[begin Material shown]

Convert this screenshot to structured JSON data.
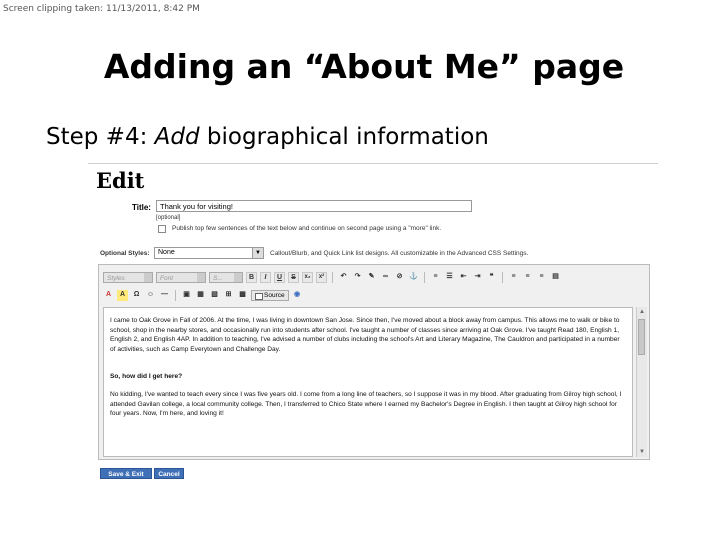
{
  "caption": "Screen clipping taken: 11/13/2011, 8:42 PM",
  "slide": {
    "title": "Adding an “About Me” page",
    "subtitle_prefix": "Step #4: ",
    "subtitle_em": "Add",
    "subtitle_suffix": " biographical information"
  },
  "editor_page": {
    "heading": "Edit",
    "title_label": "Title:",
    "title_value": "Thank you for visiting!",
    "optional_note": "[optional]",
    "publish_text": "Publish top few sentences of the text below and continue on second page using a \"more\" link.",
    "optional_styles_label": "Optional Styles:",
    "optional_styles_value": "None",
    "optional_styles_desc": "Callout/Blurb, and Quick Link list designs.  All customizable in the Advanced CSS Settings.",
    "toolbar": {
      "styles_placeholder": "Styles",
      "font_placeholder": "Font",
      "size_placeholder": "S...",
      "source_label": "Source"
    },
    "content": {
      "para1": "I came to Oak Grove in Fall of 2006.  At the time, I was living in downtown San Jose. Since then, I've moved about a block away from campus. This allows me to walk or bike to school, shop in the nearby stores, and occasionally run into students after school.  I've taught a number of classes since arriving at Oak Grove.  I've taught Read 180, English 1, English 2, and English 4AP. In addition to teaching, I've advised a number of clubs including the school's Art and Literary Magazine, The Cauldron and participated in a number of activities, such as Camp Everytown and Challenge Day.",
      "subhead": "So, how did I get here?",
      "para2": "No kidding, I've wanted to teach every since I was five years old.  I come from a long line of teachers, so I suppose it was in my blood.  After graduating from Gilroy high school, I attended Gavilan college, a local community college.  Then, I transferred to Chico State where I earned my Bachelor's Degree in English. I then taught at Gilroy high school for four years.  Now, I'm here, and loving it!"
    },
    "save_label": "Save & Exit",
    "cancel_label": "Cancel"
  }
}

[end Material shown]

Count the lines of these entries that hold the string "taught", and give only that number.

Right answer:
2